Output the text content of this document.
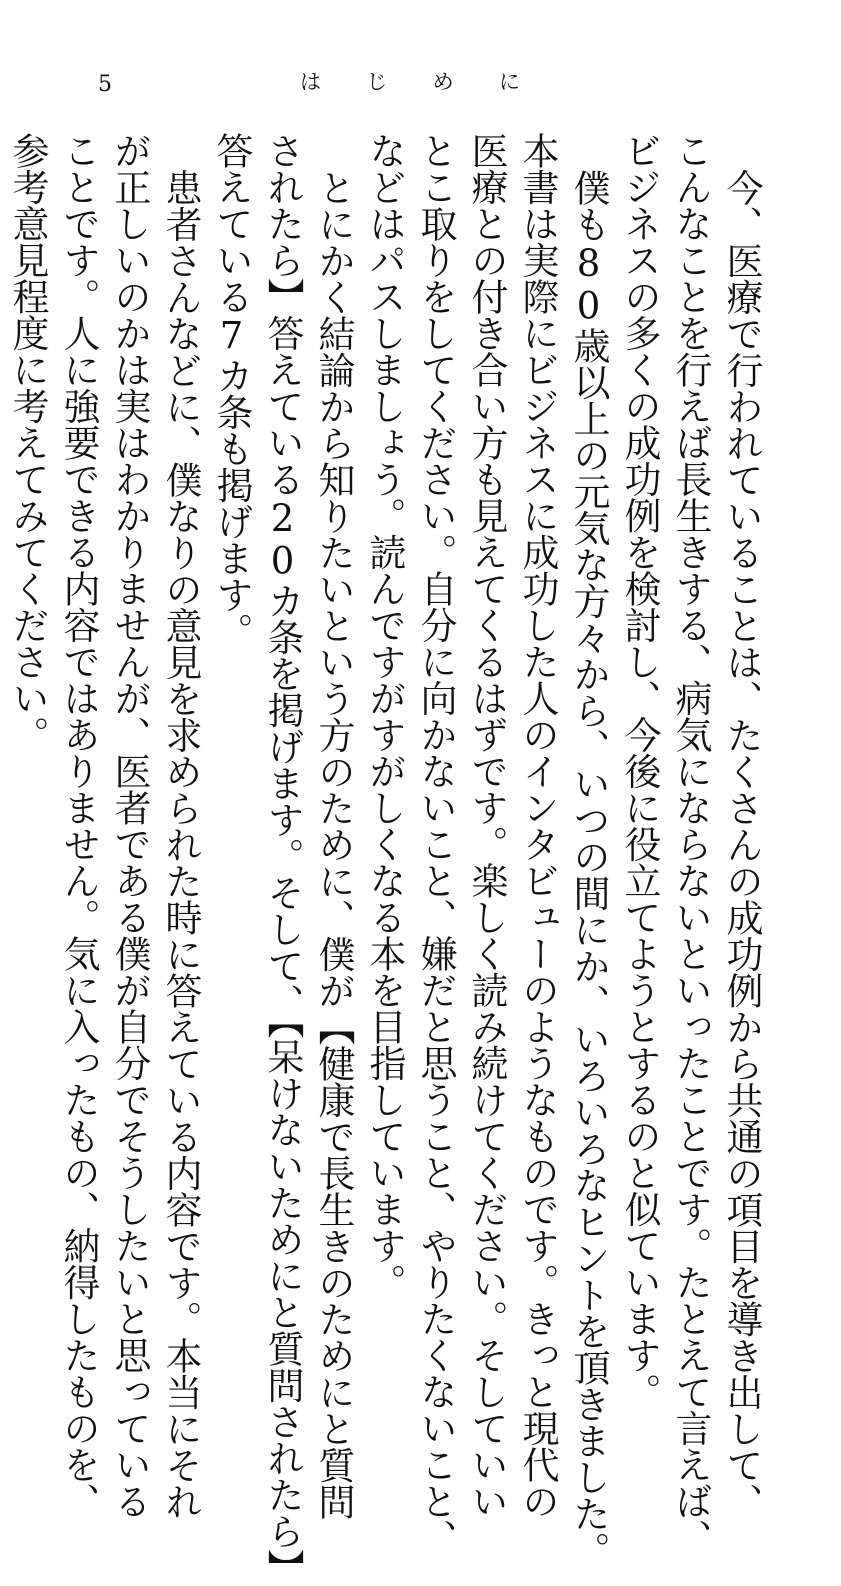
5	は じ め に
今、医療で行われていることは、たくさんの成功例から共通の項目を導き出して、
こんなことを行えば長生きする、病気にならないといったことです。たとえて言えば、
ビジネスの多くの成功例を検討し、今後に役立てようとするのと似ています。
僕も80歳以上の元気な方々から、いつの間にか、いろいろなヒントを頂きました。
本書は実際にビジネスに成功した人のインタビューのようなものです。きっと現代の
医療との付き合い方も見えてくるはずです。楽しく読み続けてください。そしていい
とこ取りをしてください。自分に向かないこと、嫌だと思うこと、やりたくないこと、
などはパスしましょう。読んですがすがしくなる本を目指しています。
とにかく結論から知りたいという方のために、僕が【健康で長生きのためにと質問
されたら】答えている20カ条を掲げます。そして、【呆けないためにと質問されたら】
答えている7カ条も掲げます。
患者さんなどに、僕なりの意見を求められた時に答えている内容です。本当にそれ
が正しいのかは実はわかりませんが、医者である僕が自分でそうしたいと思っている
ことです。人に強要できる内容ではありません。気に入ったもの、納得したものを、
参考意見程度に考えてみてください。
------------------------------------------------------------
GOAL: Output the entries above exactly, without their pictures.

EXERCISE ANSWER:
Output the text content of this document.
5	は じ め に
今、医療で行われていることは、たくさんの成功例から共通の項目を導き出して、
こんなことを行えば長生きする、病気にならないといったことです。たとえて言えば、
ビジネスの多くの成功例を検討し、今後に役立てようとするのと似ています。
僕も80歳以上の元気な方々から、いつの間にか、いろいろなヒントを頂きました。
本書は実際にビジネスに成功した人のインタビューのようなものです。きっと現代の
医療との付き合い方も見えてくるはずです。楽しく読み続けてください。そしていい
とこ取りをしてください。自分に向かないこと、嫌だと思うこと、やりたくないこと、
などはパスしましょう。読んですがすがしくなる本を目指しています。
とにかく結論から知りたいという方のために、僕が【健康で長生きのためにと質問
されたら】答えている20カ条を掲げます。そして、【呆けないためにと質問されたら】
答えている7カ条も掲げます。
患者さんなどに、僕なりの意見を求められた時に答えている内容です。本当にそれ
が正しいのかは実はわかりませんが、医者である僕が自分でそうしたいと思っている
ことです。人に強要できる内容ではありません。気に入ったもの、納得したものを、
参考意見程度に考えてみてください。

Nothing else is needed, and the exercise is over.